--- MATERIAL FOR THIS TASK ---

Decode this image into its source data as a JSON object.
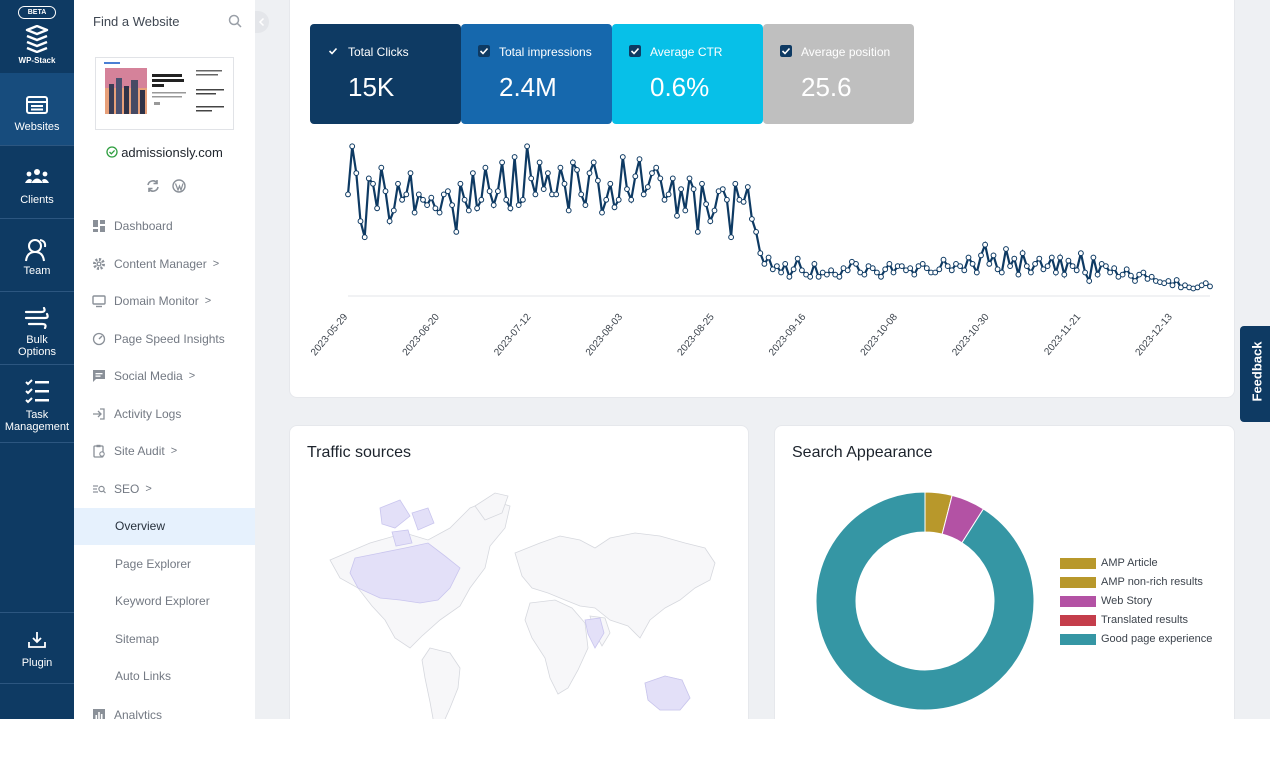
{
  "rail": {
    "beta": "BETA",
    "brand": "WP-Stack",
    "items": [
      {
        "label": "Websites",
        "icon": "websites-icon"
      },
      {
        "label": "Clients",
        "icon": "clients-icon"
      },
      {
        "label": "Team",
        "icon": "team-icon"
      },
      {
        "label1": "Bulk",
        "label2": "Options",
        "icon": "bulk-options-icon"
      },
      {
        "label1": "Task",
        "label2": "Management",
        "icon": "task-management-icon"
      },
      {
        "label": "Plugin",
        "icon": "download-icon"
      }
    ]
  },
  "sidebar": {
    "find_placeholder": "Find a Website",
    "site": "admissionsly.com",
    "nav": [
      {
        "label": "Dashboard",
        "icon": "dashboard-icon"
      },
      {
        "label": "Content Manager",
        "icon": "gear-icon",
        "chevron": ">"
      },
      {
        "label": "Domain Monitor",
        "icon": "monitor-icon",
        "chevron": ">"
      },
      {
        "label": "Page Speed Insights",
        "icon": "speed-icon"
      },
      {
        "label": "Social Media",
        "icon": "chat-icon",
        "chevron": ">"
      },
      {
        "label": "Activity Logs",
        "icon": "login-icon"
      },
      {
        "label": "Site Audit",
        "icon": "clipboard-icon",
        "chevron": ">"
      },
      {
        "label": "SEO",
        "icon": "seo-icon",
        "chevron": ">"
      }
    ],
    "seo_sub": [
      "Overview",
      "Page Explorer",
      "Keyword Explorer",
      "Sitemap",
      "Auto Links"
    ],
    "next_item": "Analytics"
  },
  "metrics": [
    {
      "label": "Total Clicks",
      "value": "15K",
      "bg": "#0e3a63"
    },
    {
      "label": "Total impressions",
      "value": "2.4M",
      "bg": "#1668ad"
    },
    {
      "label": "Average CTR",
      "value": "0.6%",
      "bg": "#07c0e8"
    },
    {
      "label": "Average position",
      "value": "25.6",
      "bg": "#bfbfbf"
    }
  ],
  "chart_data": {
    "type": "line",
    "x_tick_labels": [
      "2023-05-29",
      "2023-06-20",
      "2023-07-12",
      "2023-08-03",
      "2023-08-25",
      "2023-09-16",
      "2023-10-08",
      "2023-10-30",
      "2023-11-21",
      "2023-12-13"
    ],
    "x_start": "2023-05-29",
    "series": [
      {
        "color": "#0e3a63",
        "values": [
          95,
          140,
          115,
          70,
          55,
          110,
          105,
          82,
          120,
          98,
          70,
          80,
          105,
          90,
          95,
          115,
          78,
          95,
          90,
          85,
          92,
          82,
          78,
          95,
          98,
          85,
          60,
          105,
          90,
          80,
          115,
          82,
          90,
          120,
          98,
          85,
          98,
          125,
          90,
          82,
          130,
          85,
          90,
          140,
          110,
          95,
          125,
          100,
          115,
          95,
          95,
          120,
          105,
          80,
          125,
          118,
          95,
          85,
          115,
          125,
          108,
          78,
          90,
          105,
          83,
          90,
          130,
          100,
          90,
          112,
          128,
          95,
          102,
          115,
          120,
          110,
          90,
          95,
          110,
          75,
          100,
          80,
          110,
          100,
          60,
          105,
          86,
          70,
          80,
          98,
          100,
          90,
          55,
          105,
          90,
          88,
          102,
          72,
          60,
          40,
          30,
          36,
          25,
          28,
          22,
          30,
          18,
          25,
          35,
          24,
          20,
          18,
          30,
          18,
          22,
          20,
          24,
          20,
          18,
          26,
          24,
          32,
          30,
          22,
          20,
          28,
          26,
          22,
          18,
          25,
          30,
          22,
          28,
          28,
          24,
          26,
          20,
          28,
          30,
          26,
          22,
          22,
          25,
          34,
          28,
          24,
          30,
          28,
          24,
          36,
          30,
          22,
          38,
          48,
          30,
          38,
          25,
          22,
          44,
          28,
          35,
          20,
          40,
          28,
          22,
          30,
          35,
          25,
          28,
          36,
          22,
          36,
          20,
          33,
          28,
          24,
          40,
          22,
          14,
          36,
          20,
          30,
          28,
          22,
          26,
          18,
          20,
          25,
          19,
          14,
          20,
          22,
          16,
          18,
          14,
          13,
          12,
          14,
          10,
          15,
          8,
          10,
          8,
          7,
          8,
          10,
          12,
          9
        ]
      }
    ]
  },
  "traffic": {
    "title": "Traffic sources"
  },
  "search": {
    "title": "Search Appearance",
    "chart_data": {
      "type": "pie",
      "categories": [
        "AMP Article",
        "AMP non-rich results",
        "Web Story",
        "Translated results",
        "Good page experience"
      ],
      "values": [
        4,
        0,
        5,
        0,
        91
      ],
      "colors": [
        "#b8982b",
        "#b8982b",
        "#b352a4",
        "#c43d4b",
        "#3596a4"
      ]
    }
  },
  "feedback": "Feedback"
}
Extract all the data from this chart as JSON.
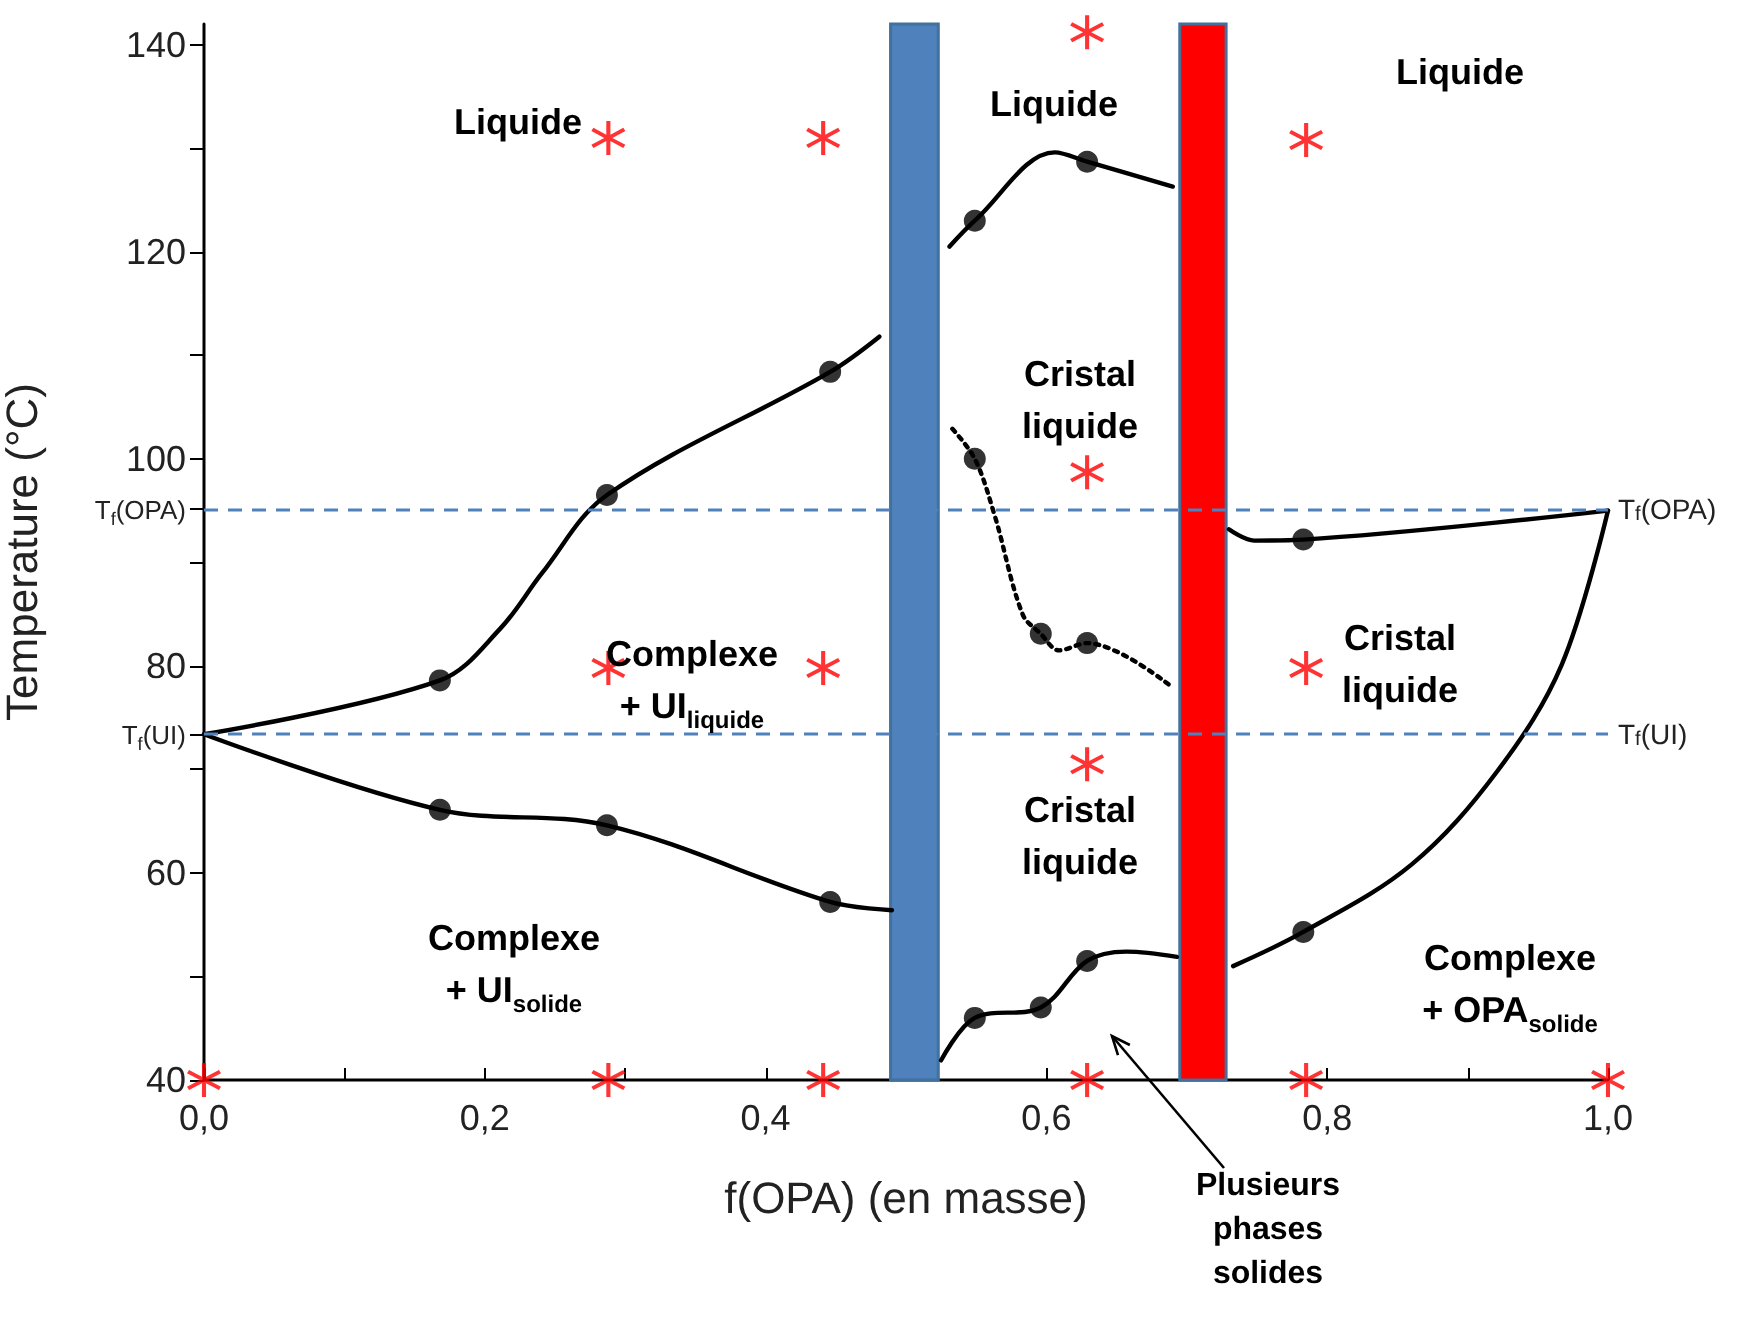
{
  "chart_data": {
    "type": "line",
    "xlabel": "f(OPA) (en masse)",
    "ylabel": "Temperature (°C)",
    "xlim": [
      0,
      1
    ],
    "xticks": [
      {
        "value": 0,
        "label": "0,0"
      },
      {
        "value": 0.1,
        "label": null
      },
      {
        "value": 0.2,
        "label": "0,2"
      },
      {
        "value": 0.3,
        "label": null
      },
      {
        "value": 0.4,
        "label": "0,4"
      },
      {
        "value": 0.5,
        "label": null
      },
      {
        "value": 0.6,
        "label": "0,6"
      },
      {
        "value": 0.7,
        "label": null
      },
      {
        "value": 0.8,
        "label": "0,8"
      },
      {
        "value": 0.9,
        "label": null
      },
      {
        "value": 1,
        "label": "1,0"
      }
    ],
    "ylim": [
      40,
      142
    ],
    "yticks": [
      40,
      {
        "value": 50,
        "label": null
      },
      60,
      {
        "value": 70,
        "label": null
      },
      {
        "value": 73.4,
        "label": "T$_{f}$(UI)"
      },
      80,
      {
        "value": 90,
        "label": null
      },
      {
        "value": 95.2,
        "label": "T$_{f}$(OPA)"
      },
      100,
      {
        "value": 110,
        "label": null
      },
      120,
      {
        "value": 130,
        "label": null
      },
      140
    ],
    "grid": false,
    "series": [
      {
        "color": "#000000",
        "marker": "none",
        "line_style": "solid",
        "x": [
          0,
          0.168,
          0.211,
          0.241,
          0.287,
          0.446,
          0.481
        ],
        "values": [
          73.4,
          78.6,
          83.6,
          89,
          96.5,
          108.4,
          111.8
        ]
      },
      {
        "color": "#000000",
        "marker": "none",
        "line_style": "solid",
        "x": [
          0,
          0.168,
          0.287,
          0.446,
          0.49
        ],
        "values": [
          73.4,
          66.1,
          64.6,
          57.2,
          56.4
        ]
      },
      {
        "color": "#000000",
        "marker": "none",
        "line_style": "solid",
        "x": [
          0.531,
          0.549,
          0.606,
          0.629,
          0.69
        ],
        "values": [
          120.5,
          123,
          129.6,
          128.7,
          126.3
        ]
      },
      {
        "color": "#000000",
        "marker": "none",
        "line_style": "dotted",
        "x": [
          0.533,
          0.549,
          0.563,
          0.583,
          0.596,
          0.609,
          0.629,
          0.69
        ],
        "values": [
          102.9,
          100,
          94.6,
          85,
          83.1,
          81.5,
          82.2,
          77.9
        ]
      },
      {
        "color": "#000000",
        "marker": "none",
        "line_style": "solid",
        "x": [
          0.525,
          0.549,
          0.596,
          0.629,
          0.657,
          0.693
        ],
        "values": [
          41.9,
          46,
          47,
          51.5,
          52.4,
          51.9
        ]
      },
      {
        "color": "#000000",
        "marker": "none",
        "line_style": "solid",
        "x": [
          0.73,
          0.748,
          0.783,
          1
        ],
        "values": [
          93.2,
          92.1,
          92.2,
          95
        ]
      },
      {
        "color": "#000000",
        "marker": "none",
        "line_style": "solid",
        "x": [
          0.733,
          0.783,
          0.86,
          0.921,
          0.967,
          1
        ],
        "values": [
          51,
          54.3,
          60.8,
          69.8,
          80.1,
          95
        ]
      },
      {
        "type": "scatter",
        "color": "#000000",
        "marker": "circle",
        "x": [
          0.168,
          0.287,
          0.446,
          0.168,
          0.287,
          0.446,
          0.549,
          0.629,
          0.549,
          0.596,
          0.629,
          0.549,
          0.596,
          0.629,
          0.783,
          0.783
        ],
        "values": [
          78.6,
          96.5,
          108.4,
          66.1,
          64.6,
          57.2,
          123,
          128.7,
          100,
          83.1,
          82.2,
          46,
          47,
          51.5,
          92.2,
          54.3
        ]
      },
      {
        "type": "scatter",
        "color": "#ff0000",
        "marker": "star",
        "x": [
          0,
          0.288,
          0.441,
          0.629,
          0.785,
          1,
          0.288,
          0.441,
          0.288,
          0.441,
          0.629,
          0.629,
          0.629,
          0.785,
          0.785
        ],
        "values": [
          40,
          40,
          40,
          40,
          40,
          40,
          131,
          131,
          79.8,
          79.8,
          141.2,
          98.7,
          70.5,
          130.8,
          79.8
        ]
      }
    ],
    "ref_lines": [
      {
        "axis": "y",
        "value": 95.2,
        "label": "T$_{f}$(OPA)",
        "color": "#4f81bd",
        "line_style": "dashed"
      },
      {
        "axis": "y",
        "value": 73.4,
        "label": "T$_{f}$(UI)",
        "color": "#4f81bd",
        "line_style": "dashed"
      }
    ],
    "bands": [
      {
        "axis": "x",
        "from": 0.489,
        "to": 0.523,
        "color": "#4f81bd"
      },
      {
        "axis": "x",
        "from": 0.695,
        "to": 0.728,
        "color": "#ff0000"
      }
    ],
    "annotations": [
      "Liquide",
      "Liquide",
      "Liquide",
      "Cristal\nliquide",
      "Complexe\n+ UI$_{liquide}$",
      "Cristal\nliquide",
      "Cristal\nliquide",
      "Complexe\n+ UI$_{solide}$",
      "Complexe\n+ OPA$_{solide}$",
      "Plusieurs\nphases\nsolides"
    ]
  }
}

---

STATED GOAL: State the number of lines that contain the string "title", with no other words.

TASK ANSWER: 2